-- GOAL --
In the lines below, how many hold the word "selection"? Answer only with the number.
══════
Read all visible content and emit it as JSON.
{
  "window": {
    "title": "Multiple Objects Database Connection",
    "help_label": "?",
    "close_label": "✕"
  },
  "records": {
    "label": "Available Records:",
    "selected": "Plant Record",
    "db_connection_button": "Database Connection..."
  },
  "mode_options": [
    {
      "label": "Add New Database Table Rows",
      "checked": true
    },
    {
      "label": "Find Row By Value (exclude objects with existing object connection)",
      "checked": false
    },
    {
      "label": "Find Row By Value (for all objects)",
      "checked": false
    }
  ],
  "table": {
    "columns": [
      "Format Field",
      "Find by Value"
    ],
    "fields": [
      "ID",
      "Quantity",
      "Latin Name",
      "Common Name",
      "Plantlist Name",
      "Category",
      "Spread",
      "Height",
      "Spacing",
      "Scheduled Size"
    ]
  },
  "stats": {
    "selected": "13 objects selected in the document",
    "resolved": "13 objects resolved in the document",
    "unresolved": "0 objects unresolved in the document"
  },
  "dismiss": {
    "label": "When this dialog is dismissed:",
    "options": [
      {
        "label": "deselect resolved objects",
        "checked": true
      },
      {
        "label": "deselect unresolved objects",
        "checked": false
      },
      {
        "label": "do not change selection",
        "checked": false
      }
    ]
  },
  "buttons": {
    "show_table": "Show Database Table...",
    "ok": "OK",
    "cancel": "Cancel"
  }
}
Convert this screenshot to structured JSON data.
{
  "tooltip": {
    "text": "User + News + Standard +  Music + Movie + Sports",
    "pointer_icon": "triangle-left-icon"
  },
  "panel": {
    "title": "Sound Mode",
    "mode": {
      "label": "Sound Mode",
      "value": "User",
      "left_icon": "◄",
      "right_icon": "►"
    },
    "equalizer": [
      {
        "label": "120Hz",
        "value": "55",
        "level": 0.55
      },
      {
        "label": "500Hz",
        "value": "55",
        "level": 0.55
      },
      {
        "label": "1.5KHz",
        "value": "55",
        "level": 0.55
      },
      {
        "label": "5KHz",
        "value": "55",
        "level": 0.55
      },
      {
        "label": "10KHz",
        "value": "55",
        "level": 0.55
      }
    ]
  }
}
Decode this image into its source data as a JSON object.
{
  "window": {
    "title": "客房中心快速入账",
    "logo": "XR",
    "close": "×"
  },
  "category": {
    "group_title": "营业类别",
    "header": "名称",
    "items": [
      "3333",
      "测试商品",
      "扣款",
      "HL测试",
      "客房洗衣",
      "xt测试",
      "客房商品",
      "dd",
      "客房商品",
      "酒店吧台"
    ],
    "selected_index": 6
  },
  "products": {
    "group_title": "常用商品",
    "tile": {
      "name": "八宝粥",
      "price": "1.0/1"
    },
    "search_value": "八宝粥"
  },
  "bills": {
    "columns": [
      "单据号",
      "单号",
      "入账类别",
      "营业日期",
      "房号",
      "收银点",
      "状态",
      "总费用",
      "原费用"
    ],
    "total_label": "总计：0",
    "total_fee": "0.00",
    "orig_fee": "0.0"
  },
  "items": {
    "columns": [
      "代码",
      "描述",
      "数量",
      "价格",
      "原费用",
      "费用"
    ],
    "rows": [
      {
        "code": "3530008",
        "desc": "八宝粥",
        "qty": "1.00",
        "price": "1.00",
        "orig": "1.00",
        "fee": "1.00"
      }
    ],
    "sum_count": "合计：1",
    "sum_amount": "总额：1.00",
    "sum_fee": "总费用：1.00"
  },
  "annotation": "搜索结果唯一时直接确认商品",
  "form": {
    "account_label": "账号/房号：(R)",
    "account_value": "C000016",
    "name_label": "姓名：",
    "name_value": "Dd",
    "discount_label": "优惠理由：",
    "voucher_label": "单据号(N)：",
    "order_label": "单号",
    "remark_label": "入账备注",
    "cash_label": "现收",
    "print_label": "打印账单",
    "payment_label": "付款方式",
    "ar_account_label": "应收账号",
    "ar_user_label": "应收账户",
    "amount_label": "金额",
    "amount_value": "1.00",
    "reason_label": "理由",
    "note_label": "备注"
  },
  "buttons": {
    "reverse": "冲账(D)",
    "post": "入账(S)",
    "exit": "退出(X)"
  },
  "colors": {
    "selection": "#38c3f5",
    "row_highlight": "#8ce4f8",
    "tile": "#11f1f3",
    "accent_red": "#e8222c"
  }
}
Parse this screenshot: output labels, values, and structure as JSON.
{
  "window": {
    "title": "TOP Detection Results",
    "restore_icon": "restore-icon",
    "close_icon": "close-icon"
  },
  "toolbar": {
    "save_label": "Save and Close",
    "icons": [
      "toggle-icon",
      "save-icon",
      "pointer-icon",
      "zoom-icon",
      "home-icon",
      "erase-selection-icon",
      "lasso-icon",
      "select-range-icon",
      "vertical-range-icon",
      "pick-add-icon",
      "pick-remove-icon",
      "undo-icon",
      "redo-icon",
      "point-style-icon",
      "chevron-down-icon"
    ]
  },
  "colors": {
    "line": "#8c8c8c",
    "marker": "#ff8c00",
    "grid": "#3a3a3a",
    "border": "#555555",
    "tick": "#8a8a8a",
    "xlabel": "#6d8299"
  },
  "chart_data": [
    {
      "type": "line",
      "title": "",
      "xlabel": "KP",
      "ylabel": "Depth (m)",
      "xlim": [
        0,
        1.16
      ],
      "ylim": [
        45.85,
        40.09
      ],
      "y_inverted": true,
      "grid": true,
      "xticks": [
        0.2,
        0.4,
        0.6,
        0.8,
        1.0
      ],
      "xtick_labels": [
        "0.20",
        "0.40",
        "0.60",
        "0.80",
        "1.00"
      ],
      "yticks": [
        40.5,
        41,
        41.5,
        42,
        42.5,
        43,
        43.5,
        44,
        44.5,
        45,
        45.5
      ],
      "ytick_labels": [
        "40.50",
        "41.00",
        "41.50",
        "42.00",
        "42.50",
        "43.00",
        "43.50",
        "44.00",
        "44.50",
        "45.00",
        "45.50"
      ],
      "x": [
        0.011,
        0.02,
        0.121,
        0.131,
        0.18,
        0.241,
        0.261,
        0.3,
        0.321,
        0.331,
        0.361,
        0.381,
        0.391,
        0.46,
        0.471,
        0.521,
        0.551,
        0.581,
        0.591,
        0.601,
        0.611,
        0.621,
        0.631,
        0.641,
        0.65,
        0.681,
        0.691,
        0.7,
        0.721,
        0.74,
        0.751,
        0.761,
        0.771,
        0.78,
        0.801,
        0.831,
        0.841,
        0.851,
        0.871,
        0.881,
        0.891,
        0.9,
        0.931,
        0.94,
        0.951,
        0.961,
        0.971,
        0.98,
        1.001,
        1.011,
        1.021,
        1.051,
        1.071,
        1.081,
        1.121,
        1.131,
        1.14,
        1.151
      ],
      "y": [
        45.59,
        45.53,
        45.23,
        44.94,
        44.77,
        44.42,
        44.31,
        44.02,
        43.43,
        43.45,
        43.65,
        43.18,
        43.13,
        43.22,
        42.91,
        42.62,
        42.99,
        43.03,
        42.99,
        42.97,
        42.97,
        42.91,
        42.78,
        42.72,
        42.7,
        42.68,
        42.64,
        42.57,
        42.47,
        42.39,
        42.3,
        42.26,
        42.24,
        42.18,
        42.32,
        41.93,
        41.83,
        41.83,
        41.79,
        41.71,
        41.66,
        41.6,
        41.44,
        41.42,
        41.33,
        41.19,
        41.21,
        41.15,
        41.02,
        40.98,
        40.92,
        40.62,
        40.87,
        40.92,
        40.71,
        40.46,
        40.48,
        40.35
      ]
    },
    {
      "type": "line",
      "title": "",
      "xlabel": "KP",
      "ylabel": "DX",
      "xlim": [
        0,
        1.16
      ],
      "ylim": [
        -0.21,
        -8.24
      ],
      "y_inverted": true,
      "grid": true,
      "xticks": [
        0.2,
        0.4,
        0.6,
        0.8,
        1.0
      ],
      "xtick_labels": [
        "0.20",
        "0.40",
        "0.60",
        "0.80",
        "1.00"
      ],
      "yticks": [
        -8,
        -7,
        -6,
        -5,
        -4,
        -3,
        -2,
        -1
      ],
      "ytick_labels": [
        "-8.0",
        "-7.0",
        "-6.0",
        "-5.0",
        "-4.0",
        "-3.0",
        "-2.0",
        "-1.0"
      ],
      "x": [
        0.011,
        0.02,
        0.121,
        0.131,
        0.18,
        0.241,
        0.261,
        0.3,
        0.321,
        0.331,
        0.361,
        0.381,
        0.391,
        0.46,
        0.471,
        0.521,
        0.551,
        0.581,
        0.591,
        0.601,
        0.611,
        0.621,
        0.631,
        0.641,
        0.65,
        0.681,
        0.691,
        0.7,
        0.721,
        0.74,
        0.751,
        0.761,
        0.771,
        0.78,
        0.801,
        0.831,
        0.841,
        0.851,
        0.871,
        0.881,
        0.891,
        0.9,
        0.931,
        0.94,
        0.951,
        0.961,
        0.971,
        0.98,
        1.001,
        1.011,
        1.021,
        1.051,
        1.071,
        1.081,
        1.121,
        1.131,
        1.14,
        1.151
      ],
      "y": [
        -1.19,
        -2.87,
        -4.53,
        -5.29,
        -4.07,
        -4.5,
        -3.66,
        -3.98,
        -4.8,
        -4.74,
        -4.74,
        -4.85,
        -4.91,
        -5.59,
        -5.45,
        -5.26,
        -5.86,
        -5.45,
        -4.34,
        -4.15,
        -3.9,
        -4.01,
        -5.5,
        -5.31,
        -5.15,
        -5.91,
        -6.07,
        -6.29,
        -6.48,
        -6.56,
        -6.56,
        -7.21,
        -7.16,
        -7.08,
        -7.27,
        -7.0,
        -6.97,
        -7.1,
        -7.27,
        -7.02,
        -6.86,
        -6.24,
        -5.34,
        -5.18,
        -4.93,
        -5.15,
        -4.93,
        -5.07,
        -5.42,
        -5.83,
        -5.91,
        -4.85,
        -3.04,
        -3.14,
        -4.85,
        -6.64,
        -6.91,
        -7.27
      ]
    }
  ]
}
══════
-- PROBLEM SOLUTION --
3